__THE EXERCISE__
Answer with one number: how many lines hold "sont".

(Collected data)
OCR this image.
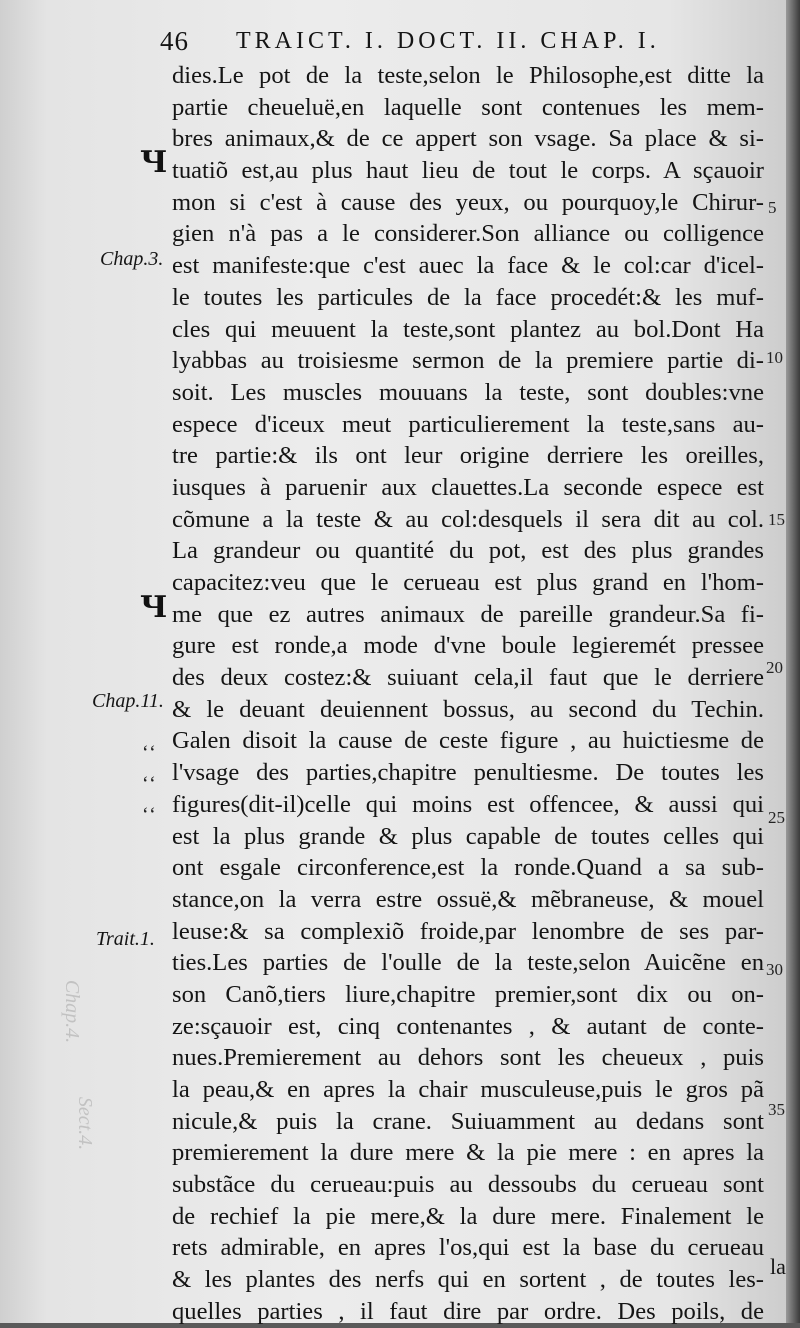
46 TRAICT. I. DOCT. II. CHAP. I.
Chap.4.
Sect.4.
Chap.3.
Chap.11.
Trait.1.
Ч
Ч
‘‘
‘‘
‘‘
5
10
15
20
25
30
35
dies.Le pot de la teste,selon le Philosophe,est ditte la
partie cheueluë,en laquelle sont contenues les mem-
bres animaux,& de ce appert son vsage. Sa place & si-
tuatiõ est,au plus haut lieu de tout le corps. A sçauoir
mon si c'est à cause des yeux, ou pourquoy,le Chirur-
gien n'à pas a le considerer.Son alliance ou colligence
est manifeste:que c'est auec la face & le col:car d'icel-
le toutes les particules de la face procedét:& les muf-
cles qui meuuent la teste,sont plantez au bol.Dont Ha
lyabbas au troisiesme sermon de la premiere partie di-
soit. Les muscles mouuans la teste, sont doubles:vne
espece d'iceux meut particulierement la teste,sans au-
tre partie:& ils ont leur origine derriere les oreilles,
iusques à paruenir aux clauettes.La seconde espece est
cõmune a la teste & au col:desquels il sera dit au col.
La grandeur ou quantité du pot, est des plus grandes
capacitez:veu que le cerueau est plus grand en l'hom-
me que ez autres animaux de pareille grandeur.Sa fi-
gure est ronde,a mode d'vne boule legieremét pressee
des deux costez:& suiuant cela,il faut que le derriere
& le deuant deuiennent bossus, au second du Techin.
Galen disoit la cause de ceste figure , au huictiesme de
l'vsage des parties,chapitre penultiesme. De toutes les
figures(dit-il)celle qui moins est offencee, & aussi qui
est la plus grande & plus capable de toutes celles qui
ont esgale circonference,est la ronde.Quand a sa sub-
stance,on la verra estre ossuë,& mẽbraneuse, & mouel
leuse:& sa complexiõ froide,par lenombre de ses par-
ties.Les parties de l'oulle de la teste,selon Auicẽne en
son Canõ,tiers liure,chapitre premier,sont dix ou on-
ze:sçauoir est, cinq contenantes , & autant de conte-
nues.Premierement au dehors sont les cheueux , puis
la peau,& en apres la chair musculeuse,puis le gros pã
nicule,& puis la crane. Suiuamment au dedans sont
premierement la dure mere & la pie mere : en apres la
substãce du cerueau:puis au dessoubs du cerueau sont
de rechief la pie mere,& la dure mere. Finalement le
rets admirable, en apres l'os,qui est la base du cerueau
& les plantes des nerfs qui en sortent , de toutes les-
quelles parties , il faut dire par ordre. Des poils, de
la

---

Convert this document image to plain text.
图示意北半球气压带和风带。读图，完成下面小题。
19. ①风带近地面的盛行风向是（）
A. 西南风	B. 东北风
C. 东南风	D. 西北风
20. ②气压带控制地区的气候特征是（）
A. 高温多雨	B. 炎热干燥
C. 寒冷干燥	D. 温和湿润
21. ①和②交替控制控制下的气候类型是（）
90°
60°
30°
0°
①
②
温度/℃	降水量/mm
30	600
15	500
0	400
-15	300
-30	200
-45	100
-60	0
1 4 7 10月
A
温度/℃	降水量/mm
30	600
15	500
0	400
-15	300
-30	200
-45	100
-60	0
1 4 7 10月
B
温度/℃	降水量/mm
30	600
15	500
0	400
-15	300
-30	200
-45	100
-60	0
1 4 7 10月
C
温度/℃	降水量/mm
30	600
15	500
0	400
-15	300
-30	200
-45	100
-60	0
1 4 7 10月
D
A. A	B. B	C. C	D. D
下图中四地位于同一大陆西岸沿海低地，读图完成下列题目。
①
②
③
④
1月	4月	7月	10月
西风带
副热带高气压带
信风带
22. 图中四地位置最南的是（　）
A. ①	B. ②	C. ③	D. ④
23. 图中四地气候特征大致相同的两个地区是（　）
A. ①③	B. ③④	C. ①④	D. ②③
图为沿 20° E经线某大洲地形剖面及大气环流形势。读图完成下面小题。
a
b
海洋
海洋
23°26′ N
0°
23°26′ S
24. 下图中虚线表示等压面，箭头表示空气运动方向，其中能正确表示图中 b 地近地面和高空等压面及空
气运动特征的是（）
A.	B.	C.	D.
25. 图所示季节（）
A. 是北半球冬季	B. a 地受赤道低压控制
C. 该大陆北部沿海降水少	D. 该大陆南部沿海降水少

__ANSWER__
7